**Task objective:** Give a verbatim copy of the lines below, minus the pictures.

Dataset items:
* * * *

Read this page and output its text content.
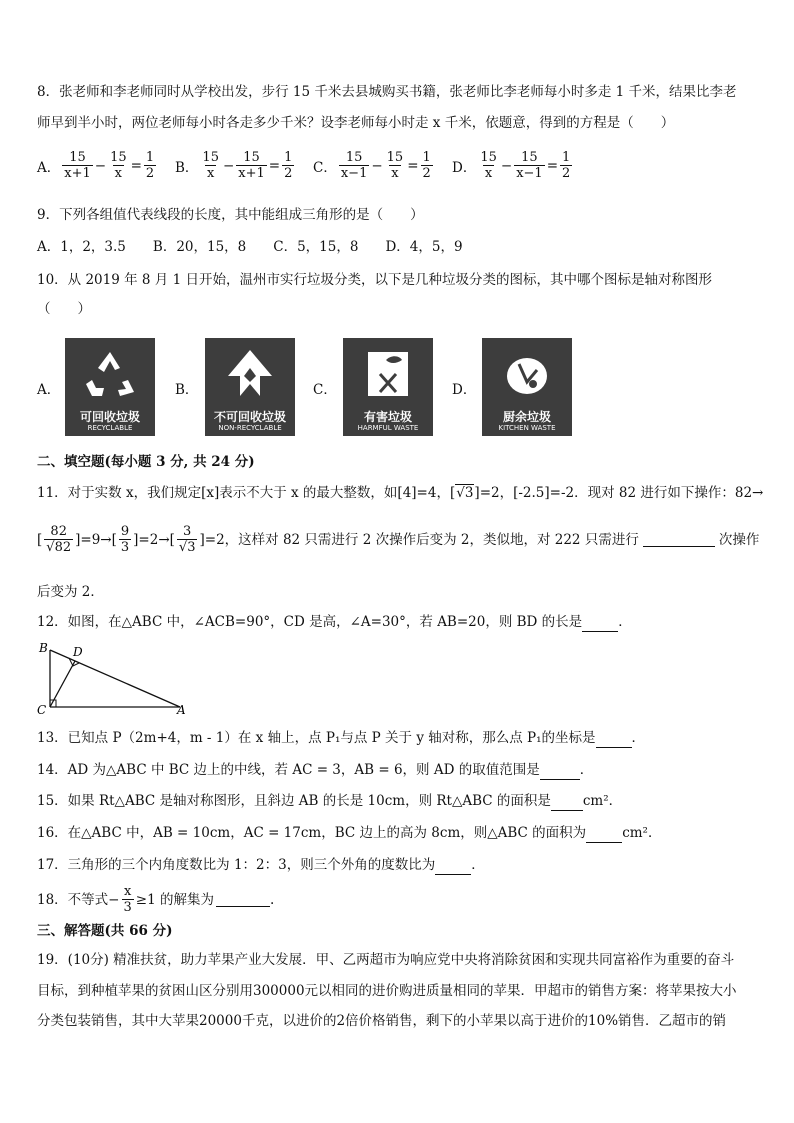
8．张老师和李老师同时从学校出发，步行 15 千米去县城购买书籍，张老师比李老师每小时多走 1 千米，结果比李老
师早到半小时，两位老师每小时各走多少千米？设李老师每小时走 x 千米，依题意，得到的方程是（　　）
A． $\frac{15}{x+1} - \frac{15}{x} = \frac{1}{2}$ B． $\frac{15}{x} - \frac{15}{x+1} = \frac{1}{2}$ C． $\frac{15}{x-1} - \frac{15}{x} = \frac{1}{2}$ D． $\frac{15}{x} - \frac{15}{x-1} = \frac{1}{2}$
9．下列各组值代表线段的长度，其中能组成三角形的是（　　）
A．1，2，3.5　　B．20，15，8　　C．5，15，8　　D．4，5，9
10．从 2019 年 8 月 1 日开始，温州市实行垃圾分类，以下是几种垃圾分类的图标，其中哪个图标是轴对称图形
（　　）
A．
可回收垃圾
RECYCLABLE
B．
不可回收垃圾
NON-RECYCLABLE
C．
有害垃圾
HARMFUL WASTE
D．
厨余垃圾
KITCHEN WASTE
二、填空题(每小题 3 分, 共 24 分)
11．对于实数 x，我们规定[x]表示不大于 x 的最大整数，如[4]=4，[√3]=2，[-2.5]=-2．现对 82 进行如下操作：82→
[ $\frac{82}{√82} ]=9\to[ \frac{9}{3} ]=2\to[ \frac{3}{√3} ]=2$，这样对 82 只需进行 2 次操作后变为 2，类似地，对 222 只需进行	次操作
后变为 2．
12．如图，在△ABC 中，∠ACB=90°，CD 是高，∠A=30°，若 AB=20，则 BD 的长是	．
B D
C	A
13．已知点 P（2m+4，m - 1）在 x 轴上，点 P₁与点 P 关于 y 轴对称，那么点 P₁的坐标是	．
14．AD 为△ABC 中 BC 边上的中线，若 AC = 3，AB = 6，则 AD 的取值范围是	．
15．如果 Rt△ABC 是轴对称图形，且斜边 AB 的长是 10cm，则 Rt△ABC 的面积是 cm²．
16．在△ABC 中，AB = 10cm，AC = 17cm，BC 边上的高为 8cm，则△ABC 的面积为	cm²．
17．三角形的三个内角度数比为 1：2：3，则三个外角的度数比为	．
18．不等式− $\frac{x}{3} \ge 1$ 的解集为	.
三、解答题(共 66 分)
19．(10分) 精准扶贫，助力苹果产业大发展．甲、乙两超市为响应党中央将消除贫困和实现共同富裕作为重要的奋斗
目标，到种植苹果的贫困山区分别用300000元以相同的进价购进质量相同的苹果．甲超市的销售方案：将苹果按大小
分类包装销售，其中大苹果20000千克，以进价的2倍价格销售，剩下的小苹果以高于进价的10%销售．乙超市的销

* * * *

**Output of the task:**
Read this page and output its text content.
8．张老师和李老师同时从学校出发，步行 15 千米去县城购买书籍，张老师比李老师每小时多走 1 千米，结果比李老
师早到半小时，两位老师每小时各走多少千米？设李老师每小时走 x 千米，依题意，得到的方程是（　　）
A． $\frac{15}{x+1} - \frac{15}{x} = \frac{1}{2}$ B． $\frac{15}{x} - \frac{15}{x+1} = \frac{1}{2}$ C． $\frac{15}{x-1} - \frac{15}{x} = \frac{1}{2}$ D． $\frac{15}{x} - \frac{15}{x-1} = \frac{1}{2}$
9．下列各组值代表线段的长度，其中能组成三角形的是（　　）
A．1，2，3.5　　B．20，15，8　　C．5，15，8　　D．4，5，9
10．从 2019 年 8 月 1 日开始，温州市实行垃圾分类，以下是几种垃圾分类的图标，其中哪个图标是轴对称图形
（　　）
A．
可回收垃圾
RECYCLABLE
B．
不可回收垃圾
NON-RECYCLABLE
C．
有害垃圾
HARMFUL WASTE
D．
厨余垃圾
KITCHEN WASTE
二、填空题(每小题 3 分, 共 24 分)
11．对于实数 x，我们规定[x]表示不大于 x 的最大整数，如[4]=4，[√3]=2，[-2.5]=-2．现对 82 进行如下操作：82→
[ $\frac{82}{√82} ]=9\to[ \frac{9}{3} ]=2\to[ \frac{3}{√3} ]=2$，这样对 82 只需进行 2 次操作后变为 2，类似地，对 222 只需进行	次操作
后变为 2．
12．如图，在△ABC 中，∠ACB=90°，CD 是高，∠A=30°，若 AB=20，则 BD 的长是	．
B D
C	A
13．已知点 P（2m+4，m - 1）在 x 轴上，点 P₁与点 P 关于 y 轴对称，那么点 P₁的坐标是	．
14．AD 为△ABC 中 BC 边上的中线，若 AC = 3，AB = 6，则 AD 的取值范围是	．
15．如果 Rt△ABC 是轴对称图形，且斜边 AB 的长是 10cm，则 Rt△ABC 的面积是 cm²．
16．在△ABC 中，AB = 10cm，AC = 17cm，BC 边上的高为 8cm，则△ABC 的面积为	cm²．
17．三角形的三个内角度数比为 1：2：3，则三个外角的度数比为	．
18．不等式− $\frac{x}{3} \ge 1$ 的解集为	.
三、解答题(共 66 分)
19．(10分) 精准扶贫，助力苹果产业大发展．甲、乙两超市为响应党中央将消除贫困和实现共同富裕作为重要的奋斗
目标，到种植苹果的贫困山区分别用300000元以相同的进价购进质量相同的苹果．甲超市的销售方案：将苹果按大小
分类包装销售，其中大苹果20000千克，以进价的2倍价格销售，剩下的小苹果以高于进价的10%销售．乙超市的销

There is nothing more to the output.